• **To do**
Gather all lines from the material that contain the word "name".

• **Extracted material**
◇ ◇ ◇ ◇ ◇ ◇ ◇

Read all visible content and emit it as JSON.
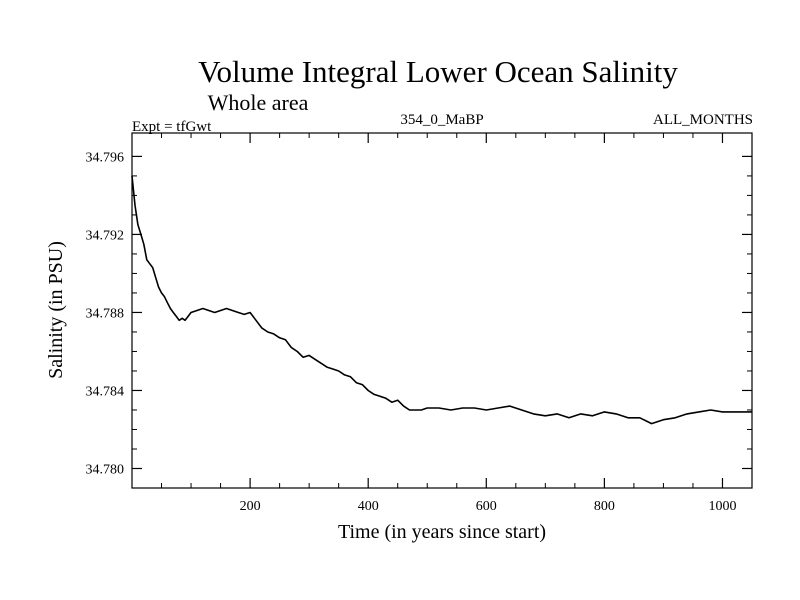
{
  "chart_data": {
    "type": "line",
    "title": "Volume Integral Lower Ocean Salinity",
    "subtitle": "Whole area",
    "left_label": "Expt = tfGwt",
    "center_label": "354_0_MaBP",
    "right_label": "ALL_MONTHS",
    "xlabel": "Time (in years since start)",
    "ylabel": "Salinity (in PSU)",
    "xlim": [
      0,
      1050
    ],
    "ylim": [
      34.779,
      34.7972
    ],
    "x_ticks_major": [
      200,
      400,
      600,
      800,
      1000
    ],
    "x_tick_labels": [
      "200",
      "400",
      "600",
      "800",
      "1000"
    ],
    "y_ticks_major": [
      34.78,
      34.784,
      34.788,
      34.792,
      34.796
    ],
    "y_tick_labels": [
      "34.780",
      "34.784",
      "34.788",
      "34.792",
      "34.796"
    ],
    "grid": false,
    "line_color": "#000000",
    "series": [
      {
        "name": "Salinity",
        "x": [
          0,
          5,
          10,
          15,
          20,
          25,
          30,
          35,
          40,
          45,
          50,
          55,
          60,
          65,
          70,
          75,
          80,
          85,
          90,
          95,
          100,
          110,
          120,
          130,
          140,
          150,
          160,
          170,
          180,
          190,
          200,
          210,
          220,
          230,
          240,
          250,
          260,
          270,
          280,
          290,
          300,
          310,
          320,
          330,
          340,
          350,
          360,
          370,
          380,
          390,
          400,
          410,
          420,
          430,
          440,
          450,
          460,
          470,
          480,
          490,
          500,
          520,
          540,
          560,
          580,
          600,
          620,
          640,
          660,
          680,
          700,
          720,
          740,
          760,
          780,
          800,
          820,
          840,
          860,
          880,
          900,
          920,
          940,
          960,
          980,
          1000,
          1020,
          1040,
          1050
        ],
        "values": [
          34.795,
          34.7935,
          34.7925,
          34.792,
          34.7915,
          34.7907,
          34.7905,
          34.7903,
          34.7898,
          34.7893,
          34.789,
          34.7888,
          34.7885,
          34.7882,
          34.788,
          34.7878,
          34.7876,
          34.7877,
          34.7876,
          34.7878,
          34.788,
          34.7881,
          34.7882,
          34.7881,
          34.788,
          34.7881,
          34.7882,
          34.7881,
          34.788,
          34.7879,
          34.788,
          34.7876,
          34.7872,
          34.787,
          34.7869,
          34.7867,
          34.7866,
          34.7862,
          34.786,
          34.7857,
          34.7858,
          34.7856,
          34.7854,
          34.7852,
          34.7851,
          34.785,
          34.7848,
          34.7847,
          34.7844,
          34.7843,
          34.784,
          34.7838,
          34.7837,
          34.7836,
          34.7834,
          34.7835,
          34.7832,
          34.783,
          34.783,
          34.783,
          34.7831,
          34.7831,
          34.783,
          34.7831,
          34.7831,
          34.783,
          34.7831,
          34.7832,
          34.783,
          34.7828,
          34.7827,
          34.7828,
          34.7826,
          34.7828,
          34.7827,
          34.7829,
          34.7828,
          34.7826,
          34.7826,
          34.7823,
          34.7825,
          34.7826,
          34.7828,
          34.7829,
          34.783,
          34.7829,
          34.7829,
          34.7829,
          34.7829
        ]
      }
    ]
  }
}
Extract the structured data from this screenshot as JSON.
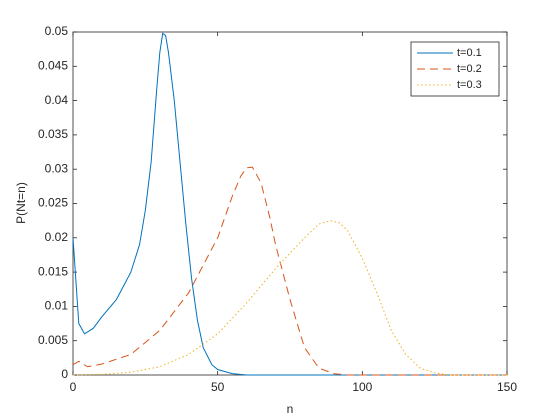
{
  "chart_data": {
    "type": "line",
    "xlabel": "n",
    "ylabel": "P(Nt=n)",
    "xlim": [
      0,
      150
    ],
    "ylim": [
      0,
      0.05
    ],
    "xticks": [
      0,
      50,
      100,
      150
    ],
    "yticks": [
      0,
      0.005,
      0.01,
      0.015,
      0.02,
      0.025,
      0.03,
      0.035,
      0.04,
      0.045,
      0.05
    ],
    "legend": "northeast",
    "box": true,
    "series": [
      {
        "name": "t=0.1",
        "color": "#0072BD",
        "dash": "solid",
        "x": [
          0,
          2,
          4,
          7,
          10,
          15,
          20,
          23,
          25,
          27,
          29,
          30,
          31,
          32,
          33,
          35,
          37,
          39,
          41,
          43,
          45,
          48,
          50,
          55,
          60,
          150
        ],
        "values": [
          0.02,
          0.0075,
          0.006,
          0.0068,
          0.0085,
          0.011,
          0.015,
          0.019,
          0.024,
          0.031,
          0.042,
          0.047,
          0.0498,
          0.0495,
          0.047,
          0.04,
          0.031,
          0.022,
          0.014,
          0.008,
          0.004,
          0.0015,
          0.0008,
          0.0002,
          0,
          0
        ]
      },
      {
        "name": "t=0.2",
        "color": "#D95319",
        "dash": "dashed",
        "x": [
          0,
          2,
          5,
          10,
          20,
          30,
          40,
          50,
          55,
          58,
          60,
          62,
          65,
          68,
          70,
          75,
          80,
          85,
          90,
          95,
          150
        ],
        "values": [
          0.0015,
          0.002,
          0.0012,
          0.0016,
          0.003,
          0.0065,
          0.012,
          0.02,
          0.026,
          0.029,
          0.0302,
          0.0303,
          0.028,
          0.023,
          0.019,
          0.011,
          0.004,
          0.001,
          0.0002,
          0,
          0
        ]
      },
      {
        "name": "t=0.3",
        "color": "#EDB120",
        "dash": "dotted",
        "x": [
          0,
          10,
          20,
          30,
          40,
          50,
          60,
          70,
          80,
          85,
          89,
          92,
          95,
          100,
          105,
          110,
          115,
          120,
          125,
          130,
          150
        ],
        "values": [
          0,
          0.0001,
          0.0004,
          0.0012,
          0.003,
          0.006,
          0.0105,
          0.0155,
          0.02,
          0.022,
          0.0225,
          0.0222,
          0.021,
          0.017,
          0.012,
          0.0065,
          0.003,
          0.001,
          0.0003,
          0,
          0
        ]
      }
    ]
  }
}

◇ ◇ ◇ ◇ ◇ ◇ ◇

• **Task response**
        "name": "Salinity",
        "name": "t=0.1",
        "name": "t=0.2",
        "name": "t=0.3",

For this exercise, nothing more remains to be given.